• **What the task requires**: Every line below that contains the word "mRNA" must be copied.

Document page transcript entries
--------------------

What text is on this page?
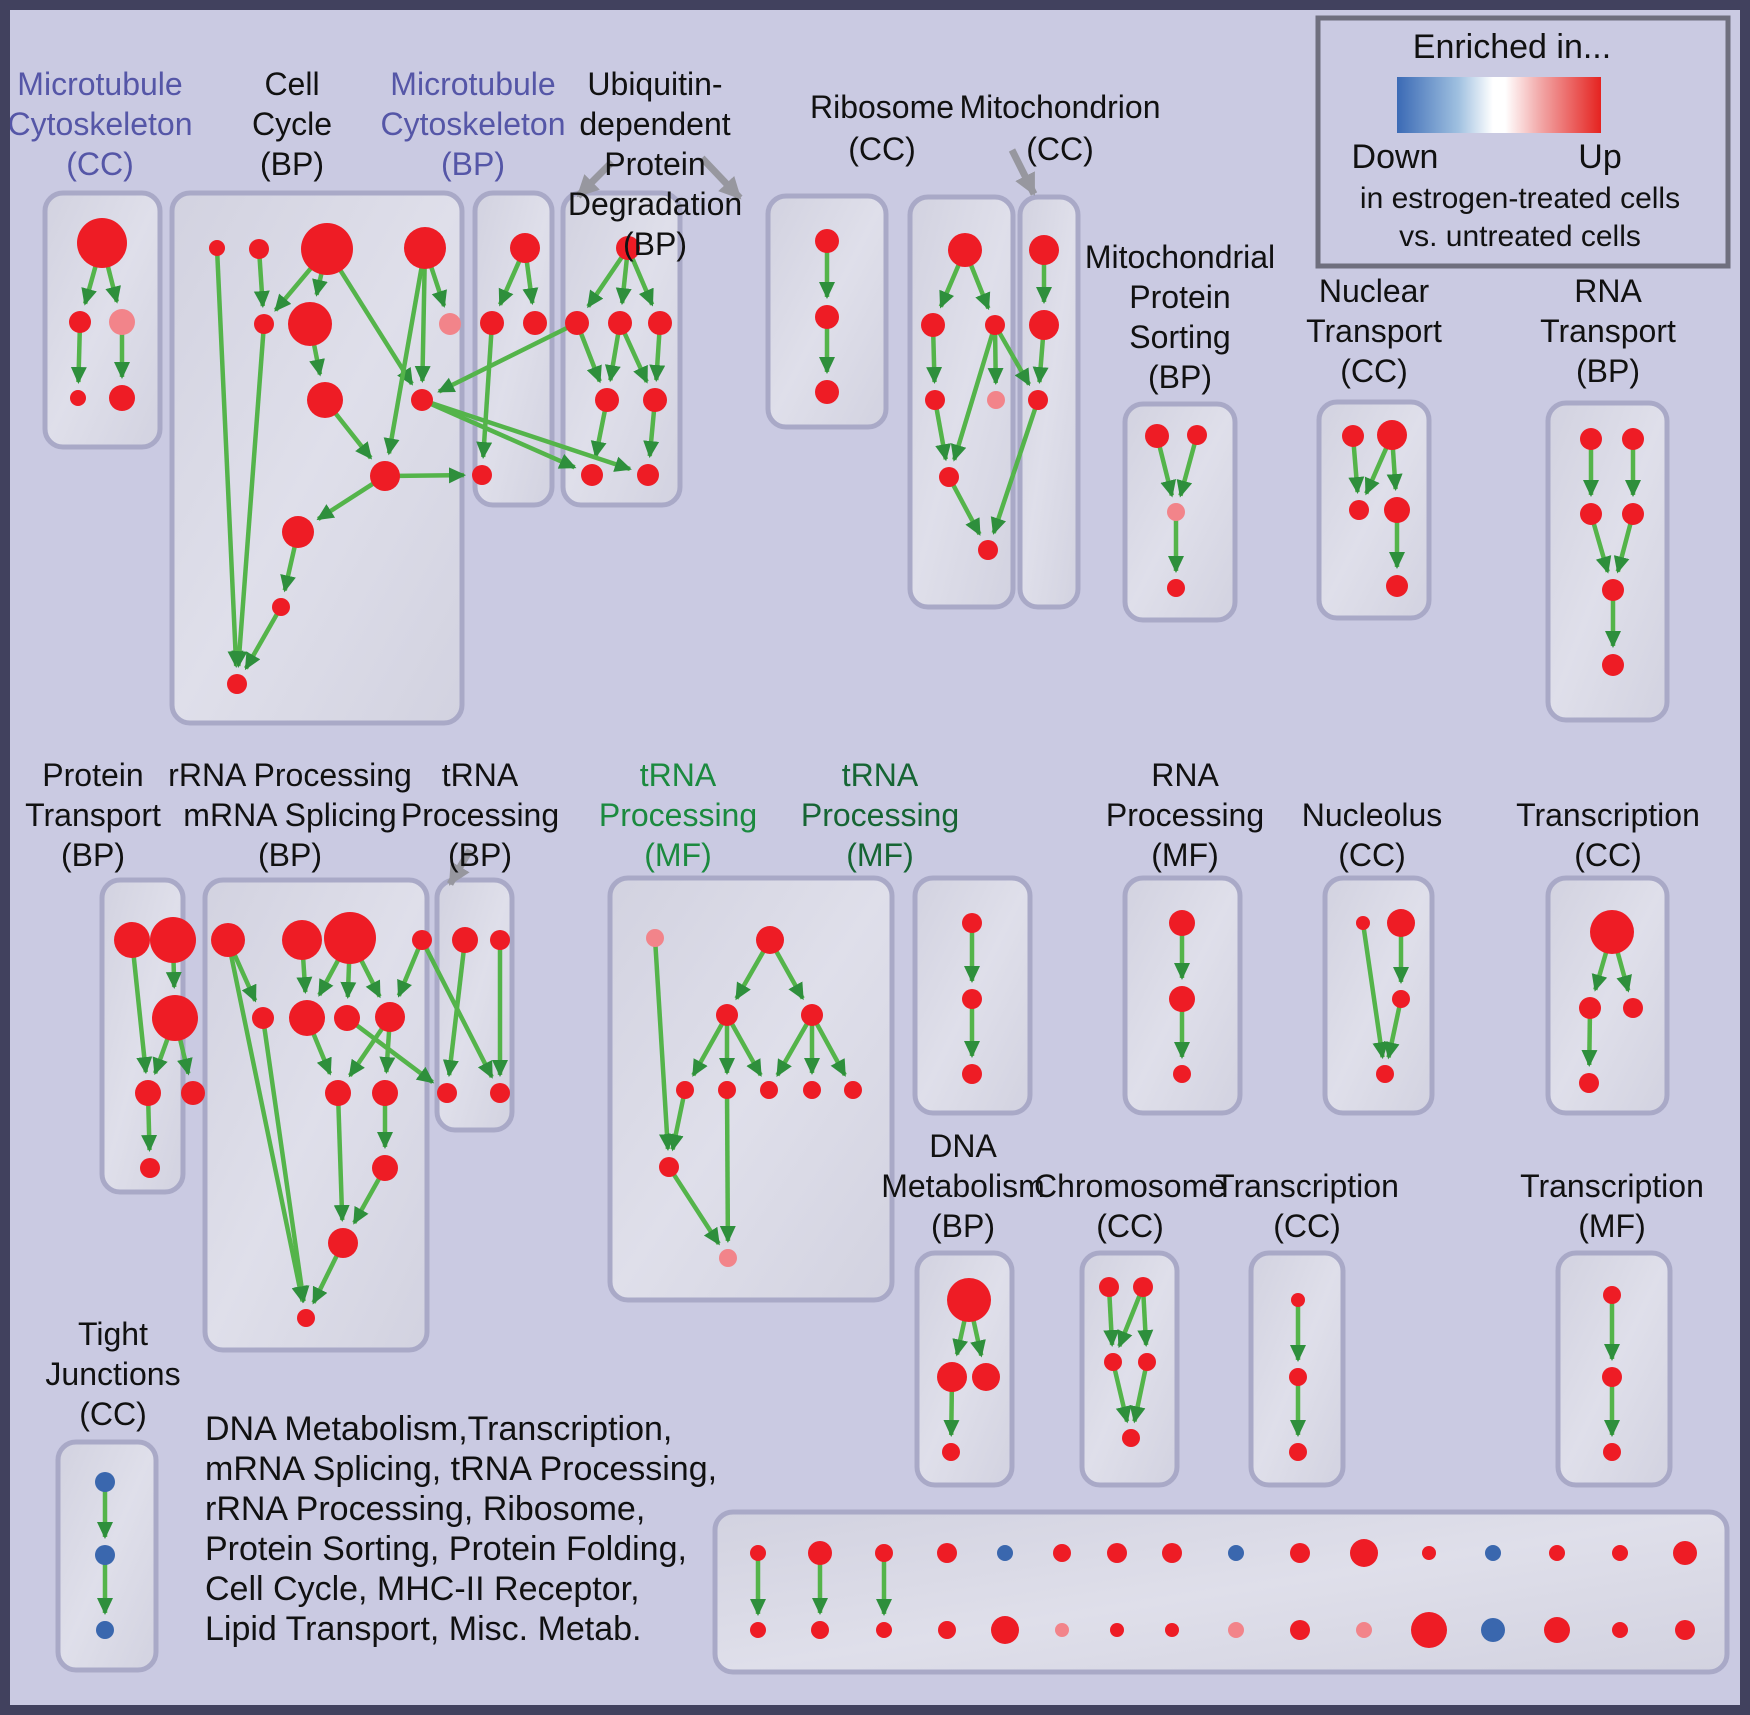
Microtubule
Cytoskeleton
(CC)
Cell
Cycle
(BP)
Microtubule
Cytoskeleton
(BP)
Ubiquitin-
dependent
Protein
Degradation
(BP)
Ribosome
(CC)
Mitochondrion
(CC)
Mitochondrial
Protein
Sorting
(BP)
Nuclear
Transport
(CC)
RNA
Transport
(BP)
Protein
Transport
(BP)
rRNA Processing
mRNA Splicing
(BP)
tRNA
Processing
(BP)
tRNA
Processing
(MF)
tRNA
Processing
(MF)
RNA
Processing
(MF)
Nucleolus
(CC)
Transcription
(CC)
DNA
Metabolism
(BP)
Chromosome
(CC)
Transcription
(CC)
Transcription
(MF)
Tight
Junctions
(CC) DNA Metabolism,Transcription,
mRNA Splicing, tRNA Processing,
rRNA Processing, Ribosome,
Protein Sorting, Protein Folding,
Cell Cycle, MHC-II Receptor,
Lipid Transport, Misc. Metab.
Enriched in...
Down	Up
in estrogen-treated cells
vs. untreated cells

--------------------

• **Written response**:
mRNA Splicing
mRNA Splicing, tRNA Processing,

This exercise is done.